- WHAT NEEDS TO BE DONE
Drop the images; return everything else in the listing below exactly.
▬▬▬
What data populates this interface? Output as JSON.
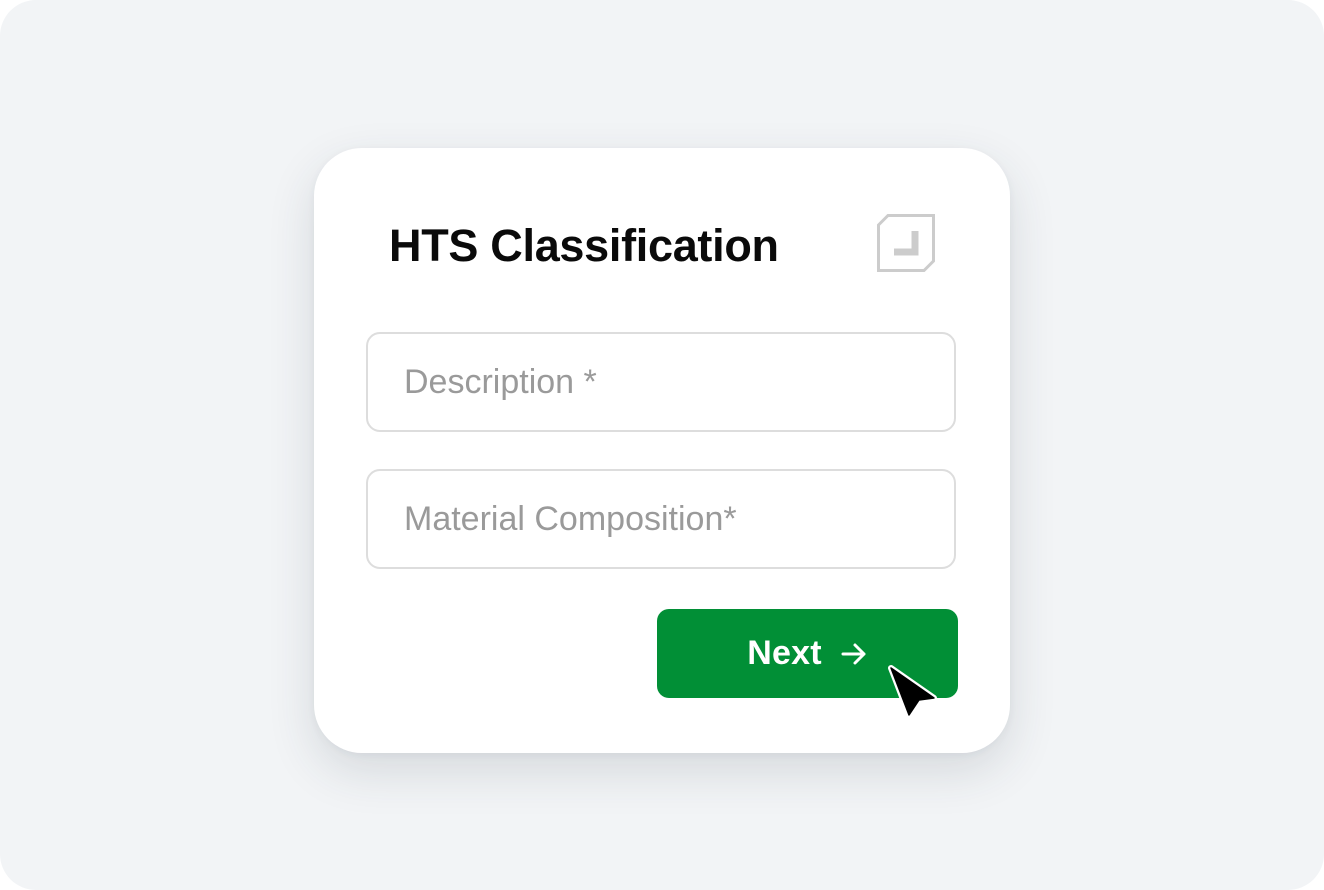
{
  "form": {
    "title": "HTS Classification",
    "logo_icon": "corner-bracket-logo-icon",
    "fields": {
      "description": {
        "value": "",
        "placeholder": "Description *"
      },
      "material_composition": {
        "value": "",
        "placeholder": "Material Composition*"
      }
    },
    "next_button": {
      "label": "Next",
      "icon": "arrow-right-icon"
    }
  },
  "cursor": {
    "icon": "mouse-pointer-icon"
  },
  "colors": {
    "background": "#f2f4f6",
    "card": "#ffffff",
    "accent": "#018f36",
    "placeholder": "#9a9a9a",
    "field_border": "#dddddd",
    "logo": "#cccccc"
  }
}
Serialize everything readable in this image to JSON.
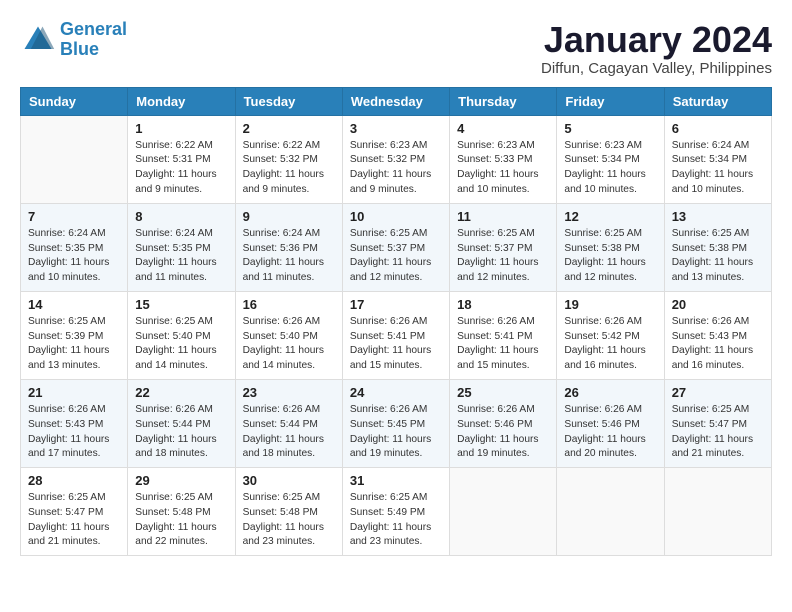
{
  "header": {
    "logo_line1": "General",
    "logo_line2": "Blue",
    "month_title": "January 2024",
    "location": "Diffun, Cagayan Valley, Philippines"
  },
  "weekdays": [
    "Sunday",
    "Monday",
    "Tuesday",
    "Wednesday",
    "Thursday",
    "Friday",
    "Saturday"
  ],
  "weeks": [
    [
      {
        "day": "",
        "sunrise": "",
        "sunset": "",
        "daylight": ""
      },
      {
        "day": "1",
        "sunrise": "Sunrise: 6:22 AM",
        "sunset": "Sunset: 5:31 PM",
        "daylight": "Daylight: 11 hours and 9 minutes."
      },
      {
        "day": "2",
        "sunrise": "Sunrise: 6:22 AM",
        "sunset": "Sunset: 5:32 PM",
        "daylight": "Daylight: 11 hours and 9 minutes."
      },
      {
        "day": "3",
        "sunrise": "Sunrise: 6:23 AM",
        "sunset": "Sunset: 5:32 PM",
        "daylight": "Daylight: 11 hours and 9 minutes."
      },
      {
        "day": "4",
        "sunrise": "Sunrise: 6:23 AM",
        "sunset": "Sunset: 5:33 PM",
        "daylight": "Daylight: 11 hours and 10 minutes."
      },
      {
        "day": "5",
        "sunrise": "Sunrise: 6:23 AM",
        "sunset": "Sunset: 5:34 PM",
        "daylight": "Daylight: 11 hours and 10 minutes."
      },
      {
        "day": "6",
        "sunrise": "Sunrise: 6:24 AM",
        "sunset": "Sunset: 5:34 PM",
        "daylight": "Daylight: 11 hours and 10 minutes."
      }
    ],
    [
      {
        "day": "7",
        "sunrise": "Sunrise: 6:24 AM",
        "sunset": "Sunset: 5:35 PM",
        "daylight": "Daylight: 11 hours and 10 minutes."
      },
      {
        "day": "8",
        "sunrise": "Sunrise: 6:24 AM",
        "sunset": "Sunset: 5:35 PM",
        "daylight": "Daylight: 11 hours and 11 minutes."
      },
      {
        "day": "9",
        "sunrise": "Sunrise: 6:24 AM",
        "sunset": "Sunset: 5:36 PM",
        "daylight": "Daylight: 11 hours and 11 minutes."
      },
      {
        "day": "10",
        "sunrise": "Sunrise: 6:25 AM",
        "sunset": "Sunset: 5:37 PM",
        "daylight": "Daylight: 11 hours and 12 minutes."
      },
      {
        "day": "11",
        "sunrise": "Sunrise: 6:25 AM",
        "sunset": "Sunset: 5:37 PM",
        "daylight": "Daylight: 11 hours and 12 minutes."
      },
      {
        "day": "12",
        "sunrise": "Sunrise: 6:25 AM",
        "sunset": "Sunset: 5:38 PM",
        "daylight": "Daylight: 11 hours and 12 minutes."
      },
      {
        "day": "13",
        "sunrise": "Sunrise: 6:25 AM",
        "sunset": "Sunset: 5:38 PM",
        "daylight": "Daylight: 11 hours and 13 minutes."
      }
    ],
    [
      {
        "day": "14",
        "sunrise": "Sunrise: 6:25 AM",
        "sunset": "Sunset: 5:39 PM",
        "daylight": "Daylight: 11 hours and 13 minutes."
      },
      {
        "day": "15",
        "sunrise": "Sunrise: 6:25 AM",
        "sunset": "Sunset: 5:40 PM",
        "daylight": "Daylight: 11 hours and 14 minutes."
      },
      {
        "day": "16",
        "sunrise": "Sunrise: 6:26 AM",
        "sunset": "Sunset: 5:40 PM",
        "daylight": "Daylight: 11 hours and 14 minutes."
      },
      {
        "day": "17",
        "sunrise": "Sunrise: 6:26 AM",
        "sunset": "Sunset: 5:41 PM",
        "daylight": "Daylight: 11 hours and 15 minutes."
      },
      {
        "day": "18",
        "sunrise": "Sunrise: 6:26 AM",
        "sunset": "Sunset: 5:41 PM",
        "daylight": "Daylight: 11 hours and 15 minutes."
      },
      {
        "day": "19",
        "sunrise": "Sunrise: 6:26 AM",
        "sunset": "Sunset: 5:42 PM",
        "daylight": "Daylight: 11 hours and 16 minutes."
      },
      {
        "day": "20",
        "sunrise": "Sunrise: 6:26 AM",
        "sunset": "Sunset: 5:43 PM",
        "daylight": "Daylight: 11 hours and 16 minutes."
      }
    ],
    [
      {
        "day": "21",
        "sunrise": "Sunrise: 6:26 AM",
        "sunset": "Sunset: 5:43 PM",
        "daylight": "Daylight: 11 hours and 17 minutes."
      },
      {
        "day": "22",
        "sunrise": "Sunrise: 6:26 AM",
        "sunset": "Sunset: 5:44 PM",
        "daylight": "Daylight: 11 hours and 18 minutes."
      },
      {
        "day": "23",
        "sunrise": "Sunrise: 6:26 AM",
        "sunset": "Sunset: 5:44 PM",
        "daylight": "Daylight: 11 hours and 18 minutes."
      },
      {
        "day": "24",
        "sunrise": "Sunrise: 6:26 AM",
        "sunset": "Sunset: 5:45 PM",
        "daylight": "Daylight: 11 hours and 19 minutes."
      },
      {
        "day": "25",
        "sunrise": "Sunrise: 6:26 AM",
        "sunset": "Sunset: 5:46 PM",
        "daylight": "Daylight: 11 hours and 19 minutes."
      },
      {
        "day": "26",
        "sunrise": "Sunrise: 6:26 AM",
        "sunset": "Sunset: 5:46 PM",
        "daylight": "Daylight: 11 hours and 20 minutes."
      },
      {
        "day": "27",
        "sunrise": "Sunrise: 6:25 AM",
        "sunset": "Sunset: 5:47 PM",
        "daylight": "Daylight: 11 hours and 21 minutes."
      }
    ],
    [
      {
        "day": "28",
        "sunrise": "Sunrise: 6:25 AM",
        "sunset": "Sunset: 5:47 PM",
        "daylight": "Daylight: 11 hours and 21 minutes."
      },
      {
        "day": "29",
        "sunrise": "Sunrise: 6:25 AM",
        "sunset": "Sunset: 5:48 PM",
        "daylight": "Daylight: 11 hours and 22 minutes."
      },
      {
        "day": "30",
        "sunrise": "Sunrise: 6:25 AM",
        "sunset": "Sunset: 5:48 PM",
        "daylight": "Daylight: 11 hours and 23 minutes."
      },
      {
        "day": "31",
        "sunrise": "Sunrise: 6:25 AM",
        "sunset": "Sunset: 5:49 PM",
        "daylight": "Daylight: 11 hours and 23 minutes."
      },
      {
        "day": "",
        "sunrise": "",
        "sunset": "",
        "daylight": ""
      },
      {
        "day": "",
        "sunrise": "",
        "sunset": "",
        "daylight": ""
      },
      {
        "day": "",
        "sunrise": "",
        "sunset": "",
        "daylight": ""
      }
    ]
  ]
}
▬▬▬
- WRITTEN REPLY
What data populates this interface? Output as JSON.
{
  "form": {
    "title": "HTS Classification",
    "logo_icon": "corner-bracket-logo-icon",
    "fields": {
      "description": {
        "value": "",
        "placeholder": "Description *"
      },
      "material_composition": {
        "value": "",
        "placeholder": "Material Composition*"
      }
    },
    "next_button": {
      "label": "Next",
      "icon": "arrow-right-icon"
    }
  },
  "cursor": {
    "icon": "mouse-pointer-icon"
  },
  "colors": {
    "background": "#f2f4f6",
    "card": "#ffffff",
    "accent": "#018f36",
    "placeholder": "#9a9a9a",
    "field_border": "#dddddd",
    "logo": "#cccccc"
  }
}
Serialize everything readable in this image to JSON.
{
  "header": {
    "logo_line1": "General",
    "logo_line2": "Blue",
    "month_title": "January 2024",
    "location": "Diffun, Cagayan Valley, Philippines"
  },
  "weekdays": [
    "Sunday",
    "Monday",
    "Tuesday",
    "Wednesday",
    "Thursday",
    "Friday",
    "Saturday"
  ],
  "weeks": [
    [
      {
        "day": "",
        "sunrise": "",
        "sunset": "",
        "daylight": ""
      },
      {
        "day": "1",
        "sunrise": "Sunrise: 6:22 AM",
        "sunset": "Sunset: 5:31 PM",
        "daylight": "Daylight: 11 hours and 9 minutes."
      },
      {
        "day": "2",
        "sunrise": "Sunrise: 6:22 AM",
        "sunset": "Sunset: 5:32 PM",
        "daylight": "Daylight: 11 hours and 9 minutes."
      },
      {
        "day": "3",
        "sunrise": "Sunrise: 6:23 AM",
        "sunset": "Sunset: 5:32 PM",
        "daylight": "Daylight: 11 hours and 9 minutes."
      },
      {
        "day": "4",
        "sunrise": "Sunrise: 6:23 AM",
        "sunset": "Sunset: 5:33 PM",
        "daylight": "Daylight: 11 hours and 10 minutes."
      },
      {
        "day": "5",
        "sunrise": "Sunrise: 6:23 AM",
        "sunset": "Sunset: 5:34 PM",
        "daylight": "Daylight: 11 hours and 10 minutes."
      },
      {
        "day": "6",
        "sunrise": "Sunrise: 6:24 AM",
        "sunset": "Sunset: 5:34 PM",
        "daylight": "Daylight: 11 hours and 10 minutes."
      }
    ],
    [
      {
        "day": "7",
        "sunrise": "Sunrise: 6:24 AM",
        "sunset": "Sunset: 5:35 PM",
        "daylight": "Daylight: 11 hours and 10 minutes."
      },
      {
        "day": "8",
        "sunrise": "Sunrise: 6:24 AM",
        "sunset": "Sunset: 5:35 PM",
        "daylight": "Daylight: 11 hours and 11 minutes."
      },
      {
        "day": "9",
        "sunrise": "Sunrise: 6:24 AM",
        "sunset": "Sunset: 5:36 PM",
        "daylight": "Daylight: 11 hours and 11 minutes."
      },
      {
        "day": "10",
        "sunrise": "Sunrise: 6:25 AM",
        "sunset": "Sunset: 5:37 PM",
        "daylight": "Daylight: 11 hours and 12 minutes."
      },
      {
        "day": "11",
        "sunrise": "Sunrise: 6:25 AM",
        "sunset": "Sunset: 5:37 PM",
        "daylight": "Daylight: 11 hours and 12 minutes."
      },
      {
        "day": "12",
        "sunrise": "Sunrise: 6:25 AM",
        "sunset": "Sunset: 5:38 PM",
        "daylight": "Daylight: 11 hours and 12 minutes."
      },
      {
        "day": "13",
        "sunrise": "Sunrise: 6:25 AM",
        "sunset": "Sunset: 5:38 PM",
        "daylight": "Daylight: 11 hours and 13 minutes."
      }
    ],
    [
      {
        "day": "14",
        "sunrise": "Sunrise: 6:25 AM",
        "sunset": "Sunset: 5:39 PM",
        "daylight": "Daylight: 11 hours and 13 minutes."
      },
      {
        "day": "15",
        "sunrise": "Sunrise: 6:25 AM",
        "sunset": "Sunset: 5:40 PM",
        "daylight": "Daylight: 11 hours and 14 minutes."
      },
      {
        "day": "16",
        "sunrise": "Sunrise: 6:26 AM",
        "sunset": "Sunset: 5:40 PM",
        "daylight": "Daylight: 11 hours and 14 minutes."
      },
      {
        "day": "17",
        "sunrise": "Sunrise: 6:26 AM",
        "sunset": "Sunset: 5:41 PM",
        "daylight": "Daylight: 11 hours and 15 minutes."
      },
      {
        "day": "18",
        "sunrise": "Sunrise: 6:26 AM",
        "sunset": "Sunset: 5:41 PM",
        "daylight": "Daylight: 11 hours and 15 minutes."
      },
      {
        "day": "19",
        "sunrise": "Sunrise: 6:26 AM",
        "sunset": "Sunset: 5:42 PM",
        "daylight": "Daylight: 11 hours and 16 minutes."
      },
      {
        "day": "20",
        "sunrise": "Sunrise: 6:26 AM",
        "sunset": "Sunset: 5:43 PM",
        "daylight": "Daylight: 11 hours and 16 minutes."
      }
    ],
    [
      {
        "day": "21",
        "sunrise": "Sunrise: 6:26 AM",
        "sunset": "Sunset: 5:43 PM",
        "daylight": "Daylight: 11 hours and 17 minutes."
      },
      {
        "day": "22",
        "sunrise": "Sunrise: 6:26 AM",
        "sunset": "Sunset: 5:44 PM",
        "daylight": "Daylight: 11 hours and 18 minutes."
      },
      {
        "day": "23",
        "sunrise": "Sunrise: 6:26 AM",
        "sunset": "Sunset: 5:44 PM",
        "daylight": "Daylight: 11 hours and 18 minutes."
      },
      {
        "day": "24",
        "sunrise": "Sunrise: 6:26 AM",
        "sunset": "Sunset: 5:45 PM",
        "daylight": "Daylight: 11 hours and 19 minutes."
      },
      {
        "day": "25",
        "sunrise": "Sunrise: 6:26 AM",
        "sunset": "Sunset: 5:46 PM",
        "daylight": "Daylight: 11 hours and 19 minutes."
      },
      {
        "day": "26",
        "sunrise": "Sunrise: 6:26 AM",
        "sunset": "Sunset: 5:46 PM",
        "daylight": "Daylight: 11 hours and 20 minutes."
      },
      {
        "day": "27",
        "sunrise": "Sunrise: 6:25 AM",
        "sunset": "Sunset: 5:47 PM",
        "daylight": "Daylight: 11 hours and 21 minutes."
      }
    ],
    [
      {
        "day": "28",
        "sunrise": "Sunrise: 6:25 AM",
        "sunset": "Sunset: 5:47 PM",
        "daylight": "Daylight: 11 hours and 21 minutes."
      },
      {
        "day": "29",
        "sunrise": "Sunrise: 6:25 AM",
        "sunset": "Sunset: 5:48 PM",
        "daylight": "Daylight: 11 hours and 22 minutes."
      },
      {
        "day": "30",
        "sunrise": "Sunrise: 6:25 AM",
        "sunset": "Sunset: 5:48 PM",
        "daylight": "Daylight: 11 hours and 23 minutes."
      },
      {
        "day": "31",
        "sunrise": "Sunrise: 6:25 AM",
        "sunset": "Sunset: 5:49 PM",
        "daylight": "Daylight: 11 hours and 23 minutes."
      },
      {
        "day": "",
        "sunrise": "",
        "sunset": "",
        "daylight": ""
      },
      {
        "day": "",
        "sunrise": "",
        "sunset": "",
        "daylight": ""
      },
      {
        "day": "",
        "sunrise": "",
        "sunset": "",
        "daylight": ""
      }
    ]
  ]
}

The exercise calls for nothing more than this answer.